● **Task requirements**
**a.** In the Faulkner reviews, which two earlier works are named as having dealt with slavery and its aftermath?
**b.** Continue the Faulkner reviews from the point where they stop.

● **Text passage**
· · · ·
Review: Don't be afraid of Faulkner. This is the story of the young Quentin Compson, a young southerner attending Harvard who is absorbed the history of the South, specifically the decaying remains of Sutpen's Hundred, a massive Mississippi plantation fallen into physical and moral ruin. As Faulkner is wont to do, the book can be challenging with multiple narrators, points of view and a shifting narrative. Or, another way to look at the brilliant novel is to consider it a puzzle that rewards the attentive, patient reader. Faulkner presents some wonderful fragments of a story and asks that the reader help in the reconstruction of a grand, tragic American tale.


Rating: 5 stars
Summary: The Sins of the Father
Review: The legacy of slavery is shared by all Americans, but it is among American Southerners that this sin and its place in American history is most intensely felt. One need only to have been born or raised in the South to have this legacy reinforced almost on a daily basis: the statue of the Confederate soldier in the squares of most Southern towns and cities, the remnants of the plantation system still visible in some parts of the South (and now tourist attractions), and most importantly, the descendants of those slaves who still live and work in the region that once legitimized (both economically and morally) the bondange of their ancestors.

To William Faulkner, living in 1930s Mississippi these signs of the past must have been much more intense than they are today and displayed an immediacy that can hardly be understood now. Surely, he must have known Confederate veterans as he was growing up and the history of the ante-bellum South and the war that brought it down was still fresh in the mind. It was with this background that he began writing his masterpiece. Faulkner had dealt with slavery and its aftermath in earlier works (Sound and the Fury and Light in August) but treatd the subject obliquely paying more attention to the malaise that afflicted his characters rather than to the source of that malaise. With this novel he is concerned with the cause.
· · · ·
● **Supplied records**
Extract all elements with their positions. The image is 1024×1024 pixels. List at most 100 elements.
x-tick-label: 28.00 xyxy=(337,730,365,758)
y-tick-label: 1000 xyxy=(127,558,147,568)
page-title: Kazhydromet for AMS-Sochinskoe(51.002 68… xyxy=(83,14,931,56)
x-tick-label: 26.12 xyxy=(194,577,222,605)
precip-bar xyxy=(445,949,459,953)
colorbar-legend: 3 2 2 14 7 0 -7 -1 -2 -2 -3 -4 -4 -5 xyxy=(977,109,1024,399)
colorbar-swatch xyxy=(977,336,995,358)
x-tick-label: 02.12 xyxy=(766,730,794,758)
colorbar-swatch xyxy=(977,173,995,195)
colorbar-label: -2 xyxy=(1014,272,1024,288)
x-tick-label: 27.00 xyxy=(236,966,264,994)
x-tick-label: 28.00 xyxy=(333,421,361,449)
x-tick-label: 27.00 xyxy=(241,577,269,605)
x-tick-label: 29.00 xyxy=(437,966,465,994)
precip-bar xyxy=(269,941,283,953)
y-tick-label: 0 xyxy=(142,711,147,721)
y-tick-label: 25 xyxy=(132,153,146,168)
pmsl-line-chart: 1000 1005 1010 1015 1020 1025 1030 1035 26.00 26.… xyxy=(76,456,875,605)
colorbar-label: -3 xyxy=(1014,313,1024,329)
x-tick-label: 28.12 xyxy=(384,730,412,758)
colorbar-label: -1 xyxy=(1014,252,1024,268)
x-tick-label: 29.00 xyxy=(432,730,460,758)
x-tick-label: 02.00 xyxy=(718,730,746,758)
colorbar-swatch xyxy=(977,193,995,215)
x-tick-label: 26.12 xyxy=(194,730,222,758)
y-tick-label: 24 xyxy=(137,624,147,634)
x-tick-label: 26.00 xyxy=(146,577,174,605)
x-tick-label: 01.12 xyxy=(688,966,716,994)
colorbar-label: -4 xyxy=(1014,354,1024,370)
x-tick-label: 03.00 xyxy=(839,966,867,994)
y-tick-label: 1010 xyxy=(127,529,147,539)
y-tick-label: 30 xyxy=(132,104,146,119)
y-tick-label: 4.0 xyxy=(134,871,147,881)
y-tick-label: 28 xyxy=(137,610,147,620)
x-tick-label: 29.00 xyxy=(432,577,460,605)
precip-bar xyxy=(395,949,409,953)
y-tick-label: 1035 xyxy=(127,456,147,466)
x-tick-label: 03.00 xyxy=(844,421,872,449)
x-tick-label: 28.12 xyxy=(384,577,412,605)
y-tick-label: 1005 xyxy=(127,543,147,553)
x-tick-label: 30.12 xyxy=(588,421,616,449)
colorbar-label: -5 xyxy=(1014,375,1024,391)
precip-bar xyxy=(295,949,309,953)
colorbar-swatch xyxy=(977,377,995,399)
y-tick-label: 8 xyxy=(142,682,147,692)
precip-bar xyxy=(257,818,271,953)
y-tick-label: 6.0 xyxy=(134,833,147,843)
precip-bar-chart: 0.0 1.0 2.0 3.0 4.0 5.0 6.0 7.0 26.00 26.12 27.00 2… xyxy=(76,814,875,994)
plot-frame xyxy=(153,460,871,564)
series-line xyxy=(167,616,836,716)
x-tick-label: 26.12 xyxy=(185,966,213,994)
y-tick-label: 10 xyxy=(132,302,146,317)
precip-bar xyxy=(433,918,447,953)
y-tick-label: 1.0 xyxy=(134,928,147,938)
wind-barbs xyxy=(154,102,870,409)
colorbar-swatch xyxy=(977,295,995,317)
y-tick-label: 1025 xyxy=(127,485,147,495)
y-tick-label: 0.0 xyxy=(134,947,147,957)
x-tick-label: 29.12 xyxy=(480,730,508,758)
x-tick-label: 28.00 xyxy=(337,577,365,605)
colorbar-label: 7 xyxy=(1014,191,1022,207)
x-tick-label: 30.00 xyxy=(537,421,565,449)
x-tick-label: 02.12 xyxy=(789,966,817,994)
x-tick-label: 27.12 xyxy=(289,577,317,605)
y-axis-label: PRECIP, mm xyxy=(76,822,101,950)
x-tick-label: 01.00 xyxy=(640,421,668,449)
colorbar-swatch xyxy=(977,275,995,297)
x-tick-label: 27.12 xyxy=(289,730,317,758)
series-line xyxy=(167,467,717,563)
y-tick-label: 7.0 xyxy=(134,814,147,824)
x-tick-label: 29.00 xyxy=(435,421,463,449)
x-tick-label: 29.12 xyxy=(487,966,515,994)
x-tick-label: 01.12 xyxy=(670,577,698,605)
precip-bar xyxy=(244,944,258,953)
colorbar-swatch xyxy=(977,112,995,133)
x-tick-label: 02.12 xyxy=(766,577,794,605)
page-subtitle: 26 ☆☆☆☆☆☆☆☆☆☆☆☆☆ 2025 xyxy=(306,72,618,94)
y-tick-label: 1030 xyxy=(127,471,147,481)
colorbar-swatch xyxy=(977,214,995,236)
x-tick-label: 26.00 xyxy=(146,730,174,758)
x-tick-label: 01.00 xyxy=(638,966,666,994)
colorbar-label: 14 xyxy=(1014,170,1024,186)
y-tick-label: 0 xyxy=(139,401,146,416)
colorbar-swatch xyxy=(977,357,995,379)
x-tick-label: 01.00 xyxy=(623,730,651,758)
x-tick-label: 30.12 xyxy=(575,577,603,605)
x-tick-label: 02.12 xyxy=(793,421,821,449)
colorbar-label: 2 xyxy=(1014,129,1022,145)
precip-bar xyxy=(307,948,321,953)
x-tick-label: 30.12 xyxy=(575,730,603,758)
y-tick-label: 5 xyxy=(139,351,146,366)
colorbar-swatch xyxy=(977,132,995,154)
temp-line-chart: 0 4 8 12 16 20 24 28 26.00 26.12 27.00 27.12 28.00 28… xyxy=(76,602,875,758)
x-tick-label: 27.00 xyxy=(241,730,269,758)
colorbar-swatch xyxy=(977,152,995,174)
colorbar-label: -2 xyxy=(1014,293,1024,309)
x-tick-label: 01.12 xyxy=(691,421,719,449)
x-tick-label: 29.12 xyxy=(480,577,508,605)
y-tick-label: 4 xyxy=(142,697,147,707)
· · · ·
● **Task-by-task results**
**a.** Sound and the Fury and Light in August.

**b.**
To put it simply, this is his best work and probably one of the top three American novels ever written. It is a complex creation intermingling multi-character monologues with some of his most beautiful steam of consciousness prose; it is difficult and obtuse; it is undeniably brilliant and beautiful; and it's relevance is universal. Although the pivotal location of the novel is the north woods of Mississippi, it is applicable to any location where denial of humanity and the integrity of the individual is commonplace, whether this denial be based on religion, race, or on some artificially constructed idea (such as fear) where the intent is to divide rather than to unite. Come to think of it, given the political realities of the time, this book should be required reading.

Rating: 5 stars
Summary: Haunting
Review: Whew! What a read! I loved it - especially the mesmerizing quality of Faulkner's prose. Hard to put down after you get thru the incredibly difficult 1st few chapters. Definitely has a very mythic feel to it. I loved the way he kept backtracking and repeating and filling in. Very much a "Rashomon" feel to it. Different narrators, different tales.

Rating: 2 stars
Summary: Not for wimps
Review: Although this is a tough book of Faulkner's--even more so than his usual tough reading--it is well worth it. The language, imagery, his style are all in top form in Absalom, Absalom! I would recommend this book to anyone who enjoys Faulkner. If you haven't read any Faulkner before, it might be better to start with As I Lay Dying or The Sound and The Fury for a slightly less complex read that will introduce you to the characters.